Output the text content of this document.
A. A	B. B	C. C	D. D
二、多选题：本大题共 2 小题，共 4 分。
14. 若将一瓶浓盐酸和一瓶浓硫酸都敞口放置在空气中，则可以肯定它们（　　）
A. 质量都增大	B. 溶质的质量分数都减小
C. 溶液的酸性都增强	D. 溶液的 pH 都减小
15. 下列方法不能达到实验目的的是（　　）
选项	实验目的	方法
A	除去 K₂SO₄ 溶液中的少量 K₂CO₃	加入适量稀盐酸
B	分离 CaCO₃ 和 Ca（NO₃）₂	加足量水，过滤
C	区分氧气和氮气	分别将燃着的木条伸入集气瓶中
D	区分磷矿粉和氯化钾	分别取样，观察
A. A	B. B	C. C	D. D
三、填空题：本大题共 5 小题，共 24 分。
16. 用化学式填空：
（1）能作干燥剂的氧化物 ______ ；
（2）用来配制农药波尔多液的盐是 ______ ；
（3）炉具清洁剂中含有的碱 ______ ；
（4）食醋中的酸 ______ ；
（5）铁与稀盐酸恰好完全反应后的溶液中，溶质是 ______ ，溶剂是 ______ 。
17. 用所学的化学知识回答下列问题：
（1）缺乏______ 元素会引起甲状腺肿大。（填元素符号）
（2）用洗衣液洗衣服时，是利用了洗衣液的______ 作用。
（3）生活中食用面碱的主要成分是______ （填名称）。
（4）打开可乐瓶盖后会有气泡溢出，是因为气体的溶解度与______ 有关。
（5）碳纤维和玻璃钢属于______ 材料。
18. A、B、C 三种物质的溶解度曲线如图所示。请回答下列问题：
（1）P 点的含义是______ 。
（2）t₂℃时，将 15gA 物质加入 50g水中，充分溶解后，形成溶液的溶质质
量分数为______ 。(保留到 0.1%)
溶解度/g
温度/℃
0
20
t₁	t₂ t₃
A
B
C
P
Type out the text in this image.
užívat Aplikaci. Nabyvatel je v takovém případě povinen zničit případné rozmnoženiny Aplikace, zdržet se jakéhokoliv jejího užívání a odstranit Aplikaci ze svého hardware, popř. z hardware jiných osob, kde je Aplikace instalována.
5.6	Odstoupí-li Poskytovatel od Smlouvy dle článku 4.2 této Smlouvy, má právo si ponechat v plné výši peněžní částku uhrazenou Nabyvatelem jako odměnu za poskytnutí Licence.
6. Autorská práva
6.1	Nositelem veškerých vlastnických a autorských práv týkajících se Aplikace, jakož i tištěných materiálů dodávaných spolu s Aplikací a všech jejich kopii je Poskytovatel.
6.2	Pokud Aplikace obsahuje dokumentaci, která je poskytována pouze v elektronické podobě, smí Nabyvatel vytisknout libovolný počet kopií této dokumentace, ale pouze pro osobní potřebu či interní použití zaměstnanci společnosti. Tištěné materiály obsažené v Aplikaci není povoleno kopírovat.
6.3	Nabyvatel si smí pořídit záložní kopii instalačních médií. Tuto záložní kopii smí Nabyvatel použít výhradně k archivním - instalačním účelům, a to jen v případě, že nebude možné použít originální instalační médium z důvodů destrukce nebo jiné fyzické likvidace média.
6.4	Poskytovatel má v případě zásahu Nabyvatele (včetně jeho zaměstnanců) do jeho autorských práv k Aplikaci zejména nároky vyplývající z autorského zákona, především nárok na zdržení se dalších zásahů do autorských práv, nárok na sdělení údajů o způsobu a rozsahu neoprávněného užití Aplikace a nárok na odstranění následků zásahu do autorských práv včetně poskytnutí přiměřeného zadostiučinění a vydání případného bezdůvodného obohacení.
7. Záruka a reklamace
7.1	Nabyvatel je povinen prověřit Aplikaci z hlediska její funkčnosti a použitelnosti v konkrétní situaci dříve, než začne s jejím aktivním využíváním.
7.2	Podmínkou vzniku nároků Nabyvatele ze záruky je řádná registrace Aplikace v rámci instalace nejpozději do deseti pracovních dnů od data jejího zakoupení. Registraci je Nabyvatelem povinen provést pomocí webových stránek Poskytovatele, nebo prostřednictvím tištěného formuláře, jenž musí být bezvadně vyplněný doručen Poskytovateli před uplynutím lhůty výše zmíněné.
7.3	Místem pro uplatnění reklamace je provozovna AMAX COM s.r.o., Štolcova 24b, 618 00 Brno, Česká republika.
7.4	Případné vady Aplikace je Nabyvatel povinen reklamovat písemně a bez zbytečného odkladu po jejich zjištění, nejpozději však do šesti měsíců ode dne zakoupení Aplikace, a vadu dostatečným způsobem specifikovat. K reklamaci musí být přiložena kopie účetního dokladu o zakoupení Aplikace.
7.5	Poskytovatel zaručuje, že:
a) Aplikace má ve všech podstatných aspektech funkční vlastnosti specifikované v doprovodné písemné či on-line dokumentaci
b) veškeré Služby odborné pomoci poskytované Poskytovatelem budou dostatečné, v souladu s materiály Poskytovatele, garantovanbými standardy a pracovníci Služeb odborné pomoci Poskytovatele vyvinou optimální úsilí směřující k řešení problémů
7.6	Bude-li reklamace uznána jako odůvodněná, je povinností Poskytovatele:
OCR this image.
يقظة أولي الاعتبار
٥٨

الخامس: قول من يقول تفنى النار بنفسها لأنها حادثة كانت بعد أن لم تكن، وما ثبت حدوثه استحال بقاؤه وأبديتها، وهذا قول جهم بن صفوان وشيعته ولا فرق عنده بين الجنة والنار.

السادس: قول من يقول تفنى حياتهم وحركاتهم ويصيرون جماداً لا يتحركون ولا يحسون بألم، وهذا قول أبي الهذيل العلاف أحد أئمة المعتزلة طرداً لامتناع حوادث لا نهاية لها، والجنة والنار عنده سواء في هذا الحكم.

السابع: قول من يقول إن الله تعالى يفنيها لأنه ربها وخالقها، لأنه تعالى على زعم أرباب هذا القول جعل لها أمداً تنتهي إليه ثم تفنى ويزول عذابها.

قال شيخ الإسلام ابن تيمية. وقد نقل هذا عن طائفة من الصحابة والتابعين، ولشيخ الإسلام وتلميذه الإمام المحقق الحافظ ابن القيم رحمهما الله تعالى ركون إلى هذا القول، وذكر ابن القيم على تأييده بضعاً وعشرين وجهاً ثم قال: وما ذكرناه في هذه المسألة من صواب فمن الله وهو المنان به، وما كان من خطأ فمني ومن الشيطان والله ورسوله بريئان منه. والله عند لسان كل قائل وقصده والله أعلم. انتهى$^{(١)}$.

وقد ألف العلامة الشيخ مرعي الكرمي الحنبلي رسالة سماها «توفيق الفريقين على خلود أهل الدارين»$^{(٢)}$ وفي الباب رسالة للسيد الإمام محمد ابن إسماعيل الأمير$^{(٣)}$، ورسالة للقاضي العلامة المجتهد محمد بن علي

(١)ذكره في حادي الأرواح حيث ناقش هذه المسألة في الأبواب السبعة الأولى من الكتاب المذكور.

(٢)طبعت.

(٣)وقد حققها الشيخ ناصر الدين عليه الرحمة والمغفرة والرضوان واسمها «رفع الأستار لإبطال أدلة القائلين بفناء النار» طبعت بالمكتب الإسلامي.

##########

The task: Print every record exactly as it was given.

Exercise solution:
Output the text content of this document.
A. A	B. B	C. C	D. D
二、多选题：本大题共 2 小题，共 4 分。
14. 若将一瓶浓盐酸和一瓶浓硫酸都敞口放置在空气中，则可以肯定它们（　　）
A. 质量都增大	B. 溶质的质量分数都减小
C. 溶液的酸性都增强	D. 溶液的 pH 都减小
15. 下列方法不能达到实验目的的是（　　）
选项	实验目的	方法
A	除去 K₂SO₄ 溶液中的少量 K₂CO₃	加入适量稀盐酸
B	分离 CaCO₃ 和 Ca（NO₃）₂	加足量水，过滤
C	区分氧气和氮气	分别将燃着的木条伸入集气瓶中
D	区分磷矿粉和氯化钾	分别取样，观察
A. A	B. B	C. C	D. D
三、填空题：本大题共 5 小题，共 24 分。
16. 用化学式填空：
（1）能作干燥剂的氧化物 ______ ；
（2）用来配制农药波尔多液的盐是 ______ ；
（3）炉具清洁剂中含有的碱 ______ ；
（4）食醋中的酸 ______ ；
（5）铁与稀盐酸恰好完全反应后的溶液中，溶质是 ______ ，溶剂是 ______ 。
17. 用所学的化学知识回答下列问题：
（1）缺乏______ 元素会引起甲状腺肿大。（填元素符号）
（2）用洗衣液洗衣服时，是利用了洗衣液的______ 作用。
（3）生活中食用面碱的主要成分是______ （填名称）。
（4）打开可乐瓶盖后会有气泡溢出，是因为气体的溶解度与______ 有关。
（5）碳纤维和玻璃钢属于______ 材料。
18. A、B、C 三种物质的溶解度曲线如图所示。请回答下列问题：
（1）P 点的含义是______ 。
（2）t₂℃时，将 15gA 物质加入 50g水中，充分溶解后，形成溶液的溶质质
量分数为______ 。(保留到 0.1%)
溶解度/g
温度/℃
0
20
t₁	t₂ t₃
A
B
C
P
Type out the text in this image.
užívat Aplikaci. Nabyvatel je v takovém případě povinen zničit případné rozmnoženiny Aplikace, zdržet se jakéhokoliv jejího užívání a odstranit Aplikaci ze svého hardware, popř. z hardware jiných osob, kde je Aplikace instalována.
5.6	Odstoupí-li Poskytovatel od Smlouvy dle článku 4.2 této Smlouvy, má právo si ponechat v plné výši peněžní částku uhrazenou Nabyvatelem jako odměnu za poskytnutí Licence.
6. Autorská práva
6.1	Nositelem veškerých vlastnických a autorských práv týkajících se Aplikace, jakož i tištěných materiálů dodávaných spolu s Aplikací a všech jejich kopii je Poskytovatel.
6.2	Pokud Aplikace obsahuje dokumentaci, která je poskytována pouze v elektronické podobě, smí Nabyvatel vytisknout libovolný počet kopií této dokumentace, ale pouze pro osobní potřebu či interní použití zaměstnanci společnosti. Tištěné materiály obsažené v Aplikaci není povoleno kopírovat.
6.3	Nabyvatel si smí pořídit záložní kopii instalačních médií. Tuto záložní kopii smí Nabyvatel použít výhradně k archivním - instalačním účelům, a to jen v případě, že nebude možné použít originální instalační médium z důvodů destrukce nebo jiné fyzické likvidace média.
6.4	Poskytovatel má v případě zásahu Nabyvatele (včetně jeho zaměstnanců) do jeho autorských práv k Aplikaci zejména nároky vyplývající z autorského zákona, především nárok na zdržení se dalších zásahů do autorských práv, nárok na sdělení údajů o způsobu a rozsahu neoprávněného užití Aplikace a nárok na odstranění následků zásahu do autorských práv včetně poskytnutí přiměřeného zadostiučinění a vydání případného bezdůvodného obohacení.
7. Záruka a reklamace
7.1	Nabyvatel je povinen prověřit Aplikaci z hlediska její funkčnosti a použitelnosti v konkrétní situaci dříve, než začne s jejím aktivním využíváním.
7.2	Podmínkou vzniku nároků Nabyvatele ze záruky je řádná registrace Aplikace v rámci instalace nejpozději do deseti pracovních dnů od data jejího zakoupení. Registraci je Nabyvatelem povinen provést pomocí webových stránek Poskytovatele, nebo prostřednictvím tištěného formuláře, jenž musí být bezvadně vyplněný doručen Poskytovateli před uplynutím lhůty výše zmíněné.
7.3	Místem pro uplatnění reklamace je provozovna AMAX COM s.r.o., Štolcova 24b, 618 00 Brno, Česká republika.
7.4	Případné vady Aplikace je Nabyvatel povinen reklamovat písemně a bez zbytečného odkladu po jejich zjištění, nejpozději však do šesti měsíců ode dne zakoupení Aplikace, a vadu dostatečným způsobem specifikovat. K reklamaci musí být přiložena kopie účetního dokladu o zakoupení Aplikace.
7.5	Poskytovatel zaručuje, že:
a) Aplikace má ve všech podstatných aspektech funkční vlastnosti specifikované v doprovodné písemné či on-line dokumentaci
b) veškeré Služby odborné pomoci poskytované Poskytovatelem budou dostatečné, v souladu s materiály Poskytovatele, garantovanbými standardy a pracovníci Služeb odborné pomoci Poskytovatele vyvinou optimální úsilí směřující k řešení problémů
7.6	Bude-li reklamace uznána jako odůvodněná, je povinností Poskytovatele:
OCR this image.
يقظة أولي الاعتبار
٥٨

الخامس: قول من يقول تفنى النار بنفسها لأنها حادثة كانت بعد أن لم تكن، وما ثبت حدوثه استحال بقاؤه وأبديتها، وهذا قول جهم بن صفوان وشيعته ولا فرق عنده بين الجنة والنار.

السادس: قول من يقول تفنى حياتهم وحركاتهم ويصيرون جماداً لا يتحركون ولا يحسون بألم، وهذا قول أبي الهذيل العلاف أحد أئمة المعتزلة طرداً لامتناع حوادث لا نهاية لها، والجنة والنار عنده سواء في هذا الحكم.

السابع: قول من يقول إن الله تعالى يفنيها لأنه ربها وخالقها، لأنه تعالى على زعم أرباب هذا القول جعل لها أمداً تنتهي إليه ثم تفنى ويزول عذابها.

قال شيخ الإسلام ابن تيمية. وقد نقل هذا عن طائفة من الصحابة والتابعين، ولشيخ الإسلام وتلميذه الإمام المحقق الحافظ ابن القيم رحمهما الله تعالى ركون إلى هذا القول، وذكر ابن القيم على تأييده بضعاً وعشرين وجهاً ثم قال: وما ذكرناه في هذه المسألة من صواب فمن الله وهو المنان به، وما كان من خطأ فمني ومن الشيطان والله ورسوله بريئان منه. والله عند لسان كل قائل وقصده والله أعلم. انتهى$^{(١)}$.

وقد ألف العلامة الشيخ مرعي الكرمي الحنبلي رسالة سماها «توفيق الفريقين على خلود أهل الدارين»$^{(٢)}$ وفي الباب رسالة للسيد الإمام محمد ابن إسماعيل الأمير$^{(٣)}$، ورسالة للقاضي العلامة المجتهد محمد بن علي

(١)ذكره في حادي الأرواح حيث ناقش هذه المسألة في الأبواب السبعة الأولى من الكتاب المذكور.

(٢)طبعت.

(٣)وقد حققها الشيخ ناصر الدين عليه الرحمة والمغفرة والرضوان واسمها «رفع الأستار لإبطال أدلة القائلين بفناء النار» طبعت بالمكتب الإسلامي.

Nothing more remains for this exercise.